*PROBLEM REQUIREMENTS*. The data below must be copied in full and without any change.
# start of SUPPLIED MATERIAL
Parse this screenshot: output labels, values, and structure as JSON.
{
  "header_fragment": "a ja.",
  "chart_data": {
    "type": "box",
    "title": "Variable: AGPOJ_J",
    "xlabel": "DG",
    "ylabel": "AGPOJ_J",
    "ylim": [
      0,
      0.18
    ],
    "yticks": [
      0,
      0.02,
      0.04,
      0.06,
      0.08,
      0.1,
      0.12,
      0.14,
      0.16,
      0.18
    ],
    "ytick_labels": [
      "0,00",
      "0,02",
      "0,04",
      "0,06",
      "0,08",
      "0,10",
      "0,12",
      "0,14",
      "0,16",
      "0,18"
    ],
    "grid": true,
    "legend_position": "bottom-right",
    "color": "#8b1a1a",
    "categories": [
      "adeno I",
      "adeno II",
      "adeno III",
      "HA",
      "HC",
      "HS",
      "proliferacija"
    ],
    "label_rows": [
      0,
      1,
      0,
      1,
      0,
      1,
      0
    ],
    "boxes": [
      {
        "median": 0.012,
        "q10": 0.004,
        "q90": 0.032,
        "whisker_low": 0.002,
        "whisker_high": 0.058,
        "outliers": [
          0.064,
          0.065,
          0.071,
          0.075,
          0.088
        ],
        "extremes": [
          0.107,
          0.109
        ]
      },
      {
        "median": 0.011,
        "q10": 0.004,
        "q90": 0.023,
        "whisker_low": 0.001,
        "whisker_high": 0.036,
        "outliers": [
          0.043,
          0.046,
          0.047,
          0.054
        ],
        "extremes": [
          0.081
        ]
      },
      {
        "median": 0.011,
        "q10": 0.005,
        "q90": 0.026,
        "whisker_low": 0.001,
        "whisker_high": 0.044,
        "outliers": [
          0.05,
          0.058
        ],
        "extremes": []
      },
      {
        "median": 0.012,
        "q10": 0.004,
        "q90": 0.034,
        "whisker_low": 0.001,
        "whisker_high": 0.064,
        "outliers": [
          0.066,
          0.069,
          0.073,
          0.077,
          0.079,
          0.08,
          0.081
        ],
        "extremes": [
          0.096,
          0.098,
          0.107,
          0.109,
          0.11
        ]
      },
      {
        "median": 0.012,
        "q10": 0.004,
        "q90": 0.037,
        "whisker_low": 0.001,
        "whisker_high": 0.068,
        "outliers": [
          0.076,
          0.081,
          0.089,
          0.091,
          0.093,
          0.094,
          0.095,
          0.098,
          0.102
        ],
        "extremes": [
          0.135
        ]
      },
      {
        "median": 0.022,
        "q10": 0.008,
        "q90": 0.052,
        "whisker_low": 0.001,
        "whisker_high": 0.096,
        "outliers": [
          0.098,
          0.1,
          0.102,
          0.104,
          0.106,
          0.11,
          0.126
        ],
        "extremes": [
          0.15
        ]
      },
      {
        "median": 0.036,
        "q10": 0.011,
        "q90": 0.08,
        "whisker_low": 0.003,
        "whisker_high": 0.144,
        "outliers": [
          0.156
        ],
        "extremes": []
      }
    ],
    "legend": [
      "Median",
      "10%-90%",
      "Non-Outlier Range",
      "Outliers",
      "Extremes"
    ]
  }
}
# end of SUPPLIED MATERIAL
*FINAL RESULT*.
Parse this screenshot: output labels, values, and structure as JSON.
{
  "header_fragment": "a ja.",
  "chart_data": {
    "type": "box",
    "title": "Variable: AGPOJ_J",
    "xlabel": "DG",
    "ylabel": "AGPOJ_J",
    "ylim": [
      0,
      0.18
    ],
    "yticks": [
      0,
      0.02,
      0.04,
      0.06,
      0.08,
      0.1,
      0.12,
      0.14,
      0.16,
      0.18
    ],
    "ytick_labels": [
      "0,00",
      "0,02",
      "0,04",
      "0,06",
      "0,08",
      "0,10",
      "0,12",
      "0,14",
      "0,16",
      "0,18"
    ],
    "grid": true,
    "legend_position": "bottom-right",
    "color": "#8b1a1a",
    "categories": [
      "adeno I",
      "adeno II",
      "adeno III",
      "HA",
      "HC",
      "HS",
      "proliferacija"
    ],
    "label_rows": [
      0,
      1,
      0,
      1,
      0,
      1,
      0
    ],
    "boxes": [
      {
        "median": 0.012,
        "q10": 0.004,
        "q90": 0.032,
        "whisker_low": 0.002,
        "whisker_high": 0.058,
        "outliers": [
          0.064,
          0.065,
          0.071,
          0.075,
          0.088
        ],
        "extremes": [
          0.107,
          0.109
        ]
      },
      {
        "median": 0.011,
        "q10": 0.004,
        "q90": 0.023,
        "whisker_low": 0.001,
        "whisker_high": 0.036,
        "outliers": [
          0.043,
          0.046,
          0.047,
          0.054
        ],
        "extremes": [
          0.081
        ]
      },
      {
        "median": 0.011,
        "q10": 0.005,
        "q90": 0.026,
        "whisker_low": 0.001,
        "whisker_high": 0.044,
        "outliers": [
          0.05,
          0.058
        ],
        "extremes": []
      },
      {
        "median": 0.012,
        "q10": 0.004,
        "q90": 0.034,
        "whisker_low": 0.001,
        "whisker_high": 0.064,
        "outliers": [
          0.066,
          0.069,
          0.073,
          0.077,
          0.079,
          0.08,
          0.081
        ],
        "extremes": [
          0.096,
          0.098,
          0.107,
          0.109,
          0.11
        ]
      },
      {
        "median": 0.012,
        "q10": 0.004,
        "q90": 0.037,
        "whisker_low": 0.001,
        "whisker_high": 0.068,
        "outliers": [
          0.076,
          0.081,
          0.089,
          0.091,
          0.093,
          0.094,
          0.095,
          0.098,
          0.102
        ],
        "extremes": [
          0.135
        ]
      },
      {
        "median": 0.022,
        "q10": 0.008,
        "q90": 0.052,
        "whisker_low": 0.001,
        "whisker_high": 0.096,
        "outliers": [
          0.098,
          0.1,
          0.102,
          0.104,
          0.106,
          0.11,
          0.126
        ],
        "extremes": [
          0.15
        ]
      },
      {
        "median": 0.036,
        "q10": 0.011,
        "q90": 0.08,
        "whisker_low": 0.003,
        "whisker_high": 0.144,
        "outliers": [
          0.156
        ],
        "extremes": []
      }
    ],
    "legend": [
      "Median",
      "10%-90%",
      "Non-Outlier Range",
      "Outliers",
      "Extremes"
    ]
  }
}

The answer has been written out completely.